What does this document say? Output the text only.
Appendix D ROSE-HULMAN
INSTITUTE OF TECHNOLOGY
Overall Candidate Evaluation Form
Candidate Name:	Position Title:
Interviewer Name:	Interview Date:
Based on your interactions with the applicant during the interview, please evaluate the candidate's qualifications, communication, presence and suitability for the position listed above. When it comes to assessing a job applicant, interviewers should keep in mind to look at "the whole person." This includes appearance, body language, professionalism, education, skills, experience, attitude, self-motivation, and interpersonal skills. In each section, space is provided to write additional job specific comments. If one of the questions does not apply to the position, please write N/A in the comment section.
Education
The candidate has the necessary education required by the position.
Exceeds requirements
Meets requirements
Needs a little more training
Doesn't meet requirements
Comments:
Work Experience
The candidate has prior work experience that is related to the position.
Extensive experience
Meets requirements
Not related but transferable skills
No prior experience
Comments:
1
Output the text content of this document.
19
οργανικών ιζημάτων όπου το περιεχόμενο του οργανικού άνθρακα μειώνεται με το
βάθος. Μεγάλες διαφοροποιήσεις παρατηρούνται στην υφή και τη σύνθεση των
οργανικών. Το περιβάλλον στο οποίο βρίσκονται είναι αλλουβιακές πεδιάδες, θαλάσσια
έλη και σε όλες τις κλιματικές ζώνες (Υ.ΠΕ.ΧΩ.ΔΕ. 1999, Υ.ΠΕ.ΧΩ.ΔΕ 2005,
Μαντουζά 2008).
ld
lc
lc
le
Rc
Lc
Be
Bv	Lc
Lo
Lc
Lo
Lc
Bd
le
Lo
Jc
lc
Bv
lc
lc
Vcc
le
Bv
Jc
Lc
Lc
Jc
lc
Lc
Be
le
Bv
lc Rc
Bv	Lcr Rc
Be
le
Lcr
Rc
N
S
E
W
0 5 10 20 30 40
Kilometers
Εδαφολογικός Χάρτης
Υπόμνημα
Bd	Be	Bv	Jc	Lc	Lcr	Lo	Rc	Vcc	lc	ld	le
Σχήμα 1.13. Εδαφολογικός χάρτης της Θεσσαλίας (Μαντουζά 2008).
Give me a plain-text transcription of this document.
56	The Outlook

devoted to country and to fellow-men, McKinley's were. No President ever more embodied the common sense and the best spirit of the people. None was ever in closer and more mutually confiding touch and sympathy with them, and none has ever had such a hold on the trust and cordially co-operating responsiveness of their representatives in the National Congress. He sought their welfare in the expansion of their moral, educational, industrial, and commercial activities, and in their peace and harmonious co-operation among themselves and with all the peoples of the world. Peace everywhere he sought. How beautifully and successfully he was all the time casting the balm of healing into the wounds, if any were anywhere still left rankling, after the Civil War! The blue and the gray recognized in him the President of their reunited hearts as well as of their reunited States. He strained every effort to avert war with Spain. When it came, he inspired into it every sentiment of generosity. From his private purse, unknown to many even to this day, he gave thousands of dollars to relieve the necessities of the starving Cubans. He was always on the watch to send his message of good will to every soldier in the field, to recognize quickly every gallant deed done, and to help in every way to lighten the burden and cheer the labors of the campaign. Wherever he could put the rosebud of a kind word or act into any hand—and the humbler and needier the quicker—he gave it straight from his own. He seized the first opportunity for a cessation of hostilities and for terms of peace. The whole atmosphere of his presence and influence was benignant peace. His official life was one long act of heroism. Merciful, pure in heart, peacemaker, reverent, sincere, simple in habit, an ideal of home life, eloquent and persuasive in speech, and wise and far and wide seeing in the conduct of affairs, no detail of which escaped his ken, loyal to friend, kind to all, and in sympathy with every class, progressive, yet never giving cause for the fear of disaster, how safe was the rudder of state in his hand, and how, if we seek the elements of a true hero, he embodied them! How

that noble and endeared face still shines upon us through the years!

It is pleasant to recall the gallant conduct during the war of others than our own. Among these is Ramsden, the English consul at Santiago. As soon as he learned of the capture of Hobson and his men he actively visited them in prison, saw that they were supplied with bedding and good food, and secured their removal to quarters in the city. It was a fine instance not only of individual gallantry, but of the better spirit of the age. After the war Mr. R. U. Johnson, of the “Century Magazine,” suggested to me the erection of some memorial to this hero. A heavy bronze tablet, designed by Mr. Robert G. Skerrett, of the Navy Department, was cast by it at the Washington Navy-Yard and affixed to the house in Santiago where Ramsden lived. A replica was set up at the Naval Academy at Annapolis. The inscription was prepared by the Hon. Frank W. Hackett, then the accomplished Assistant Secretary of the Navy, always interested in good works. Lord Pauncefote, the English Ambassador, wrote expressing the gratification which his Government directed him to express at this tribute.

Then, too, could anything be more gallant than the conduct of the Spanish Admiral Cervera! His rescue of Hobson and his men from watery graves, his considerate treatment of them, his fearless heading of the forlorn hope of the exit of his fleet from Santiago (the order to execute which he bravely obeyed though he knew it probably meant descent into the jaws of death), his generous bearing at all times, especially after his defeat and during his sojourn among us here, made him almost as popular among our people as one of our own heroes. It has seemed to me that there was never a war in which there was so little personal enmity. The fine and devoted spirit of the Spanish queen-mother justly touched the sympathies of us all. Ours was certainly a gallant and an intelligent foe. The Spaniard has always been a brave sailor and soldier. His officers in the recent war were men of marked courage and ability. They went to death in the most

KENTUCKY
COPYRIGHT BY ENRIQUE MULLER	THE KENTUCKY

++++++

AIM:
Take the entries above and transcribe them in full.

ANSWER TO THIS PROBLEM:
What does this document say? Output the text only.
Appendix D ROSE-HULMAN
INSTITUTE OF TECHNOLOGY
Overall Candidate Evaluation Form
Candidate Name:	Position Title:
Interviewer Name:	Interview Date:
Based on your interactions with the applicant during the interview, please evaluate the candidate's qualifications, communication, presence and suitability for the position listed above. When it comes to assessing a job applicant, interviewers should keep in mind to look at "the whole person." This includes appearance, body language, professionalism, education, skills, experience, attitude, self-motivation, and interpersonal skills. In each section, space is provided to write additional job specific comments. If one of the questions does not apply to the position, please write N/A in the comment section.
Education
The candidate has the necessary education required by the position.
Exceeds requirements
Meets requirements
Needs a little more training
Doesn't meet requirements
Comments:
Work Experience
The candidate has prior work experience that is related to the position.
Extensive experience
Meets requirements
Not related but transferable skills
No prior experience
Comments:
1
Output the text content of this document.
19
οργανικών ιζημάτων όπου το περιεχόμενο του οργανικού άνθρακα μειώνεται με το
βάθος. Μεγάλες διαφοροποιήσεις παρατηρούνται στην υφή και τη σύνθεση των
οργανικών. Το περιβάλλον στο οποίο βρίσκονται είναι αλλουβιακές πεδιάδες, θαλάσσια
έλη και σε όλες τις κλιματικές ζώνες (Υ.ΠΕ.ΧΩ.ΔΕ. 1999, Υ.ΠΕ.ΧΩ.ΔΕ 2005,
Μαντουζά 2008).
ld
lc
lc
le
Rc
Lc
Be
Bv	Lc
Lo
Lc
Lo
Lc
Bd
le
Lo
Jc
lc
Bv
lc
lc
Vcc
le
Bv
Jc
Lc
Lc
Jc
lc
Lc
Be
le
Bv
lc Rc
Bv	Lcr Rc
Be
le
Lcr
Rc
N
S
E
W
0 5 10 20 30 40
Kilometers
Εδαφολογικός Χάρτης
Υπόμνημα
Bd	Be	Bv	Jc	Lc	Lcr	Lo	Rc	Vcc	lc	ld	le
Σχήμα 1.13. Εδαφολογικός χάρτης της Θεσσαλίας (Μαντουζά 2008).
Give me a plain-text transcription of this document.
56	The Outlook

devoted to country and to fellow-men, McKinley's were. No President ever more embodied the common sense and the best spirit of the people. None was ever in closer and more mutually confiding touch and sympathy with them, and none has ever had such a hold on the trust and cordially co-operating responsiveness of their representatives in the National Congress. He sought their welfare in the expansion of their moral, educational, industrial, and commercial activities, and in their peace and harmonious co-operation among themselves and with all the peoples of the world. Peace everywhere he sought. How beautifully and successfully he was all the time casting the balm of healing into the wounds, if any were anywhere still left rankling, after the Civil War! The blue and the gray recognized in him the President of their reunited hearts as well as of their reunited States. He strained every effort to avert war with Spain. When it came, he inspired into it every sentiment of generosity. From his private purse, unknown to many even to this day, he gave thousands of dollars to relieve the necessities of the starving Cubans. He was always on the watch to send his message of good will to every soldier in the field, to recognize quickly every gallant deed done, and to help in every way to lighten the burden and cheer the labors of the campaign. Wherever he could put the rosebud of a kind word or act into any hand—and the humbler and needier the quicker—he gave it straight from his own. He seized the first opportunity for a cessation of hostilities and for terms of peace. The whole atmosphere of his presence and influence was benignant peace. His official life was one long act of heroism. Merciful, pure in heart, peacemaker, reverent, sincere, simple in habit, an ideal of home life, eloquent and persuasive in speech, and wise and far and wide seeing in the conduct of affairs, no detail of which escaped his ken, loyal to friend, kind to all, and in sympathy with every class, progressive, yet never giving cause for the fear of disaster, how safe was the rudder of state in his hand, and how, if we seek the elements of a true hero, he embodied them! How

that noble and endeared face still shines upon us through the years!

It is pleasant to recall the gallant conduct during the war of others than our own. Among these is Ramsden, the English consul at Santiago. As soon as he learned of the capture of Hobson and his men he actively visited them in prison, saw that they were supplied with bedding and good food, and secured their removal to quarters in the city. It was a fine instance not only of individual gallantry, but of the better spirit of the age. After the war Mr. R. U. Johnson, of the “Century Magazine,” suggested to me the erection of some memorial to this hero. A heavy bronze tablet, designed by Mr. Robert G. Skerrett, of the Navy Department, was cast by it at the Washington Navy-Yard and affixed to the house in Santiago where Ramsden lived. A replica was set up at the Naval Academy at Annapolis. The inscription was prepared by the Hon. Frank W. Hackett, then the accomplished Assistant Secretary of the Navy, always interested in good works. Lord Pauncefote, the English Ambassador, wrote expressing the gratification which his Government directed him to express at this tribute.

Then, too, could anything be more gallant than the conduct of the Spanish Admiral Cervera! His rescue of Hobson and his men from watery graves, his considerate treatment of them, his fearless heading of the forlorn hope of the exit of his fleet from Santiago (the order to execute which he bravely obeyed though he knew it probably meant descent into the jaws of death), his generous bearing at all times, especially after his defeat and during his sojourn among us here, made him almost as popular among our people as one of our own heroes. It has seemed to me that there was never a war in which there was so little personal enmity. The fine and devoted spirit of the Spanish queen-mother justly touched the sympathies of us all. Ours was certainly a gallant and an intelligent foe. The Spaniard has always been a brave sailor and soldier. His officers in the recent war were men of marked courage and ability. They went to death in the most

KENTUCKY
COPYRIGHT BY ENRIQUE MULLER	THE KENTUCKY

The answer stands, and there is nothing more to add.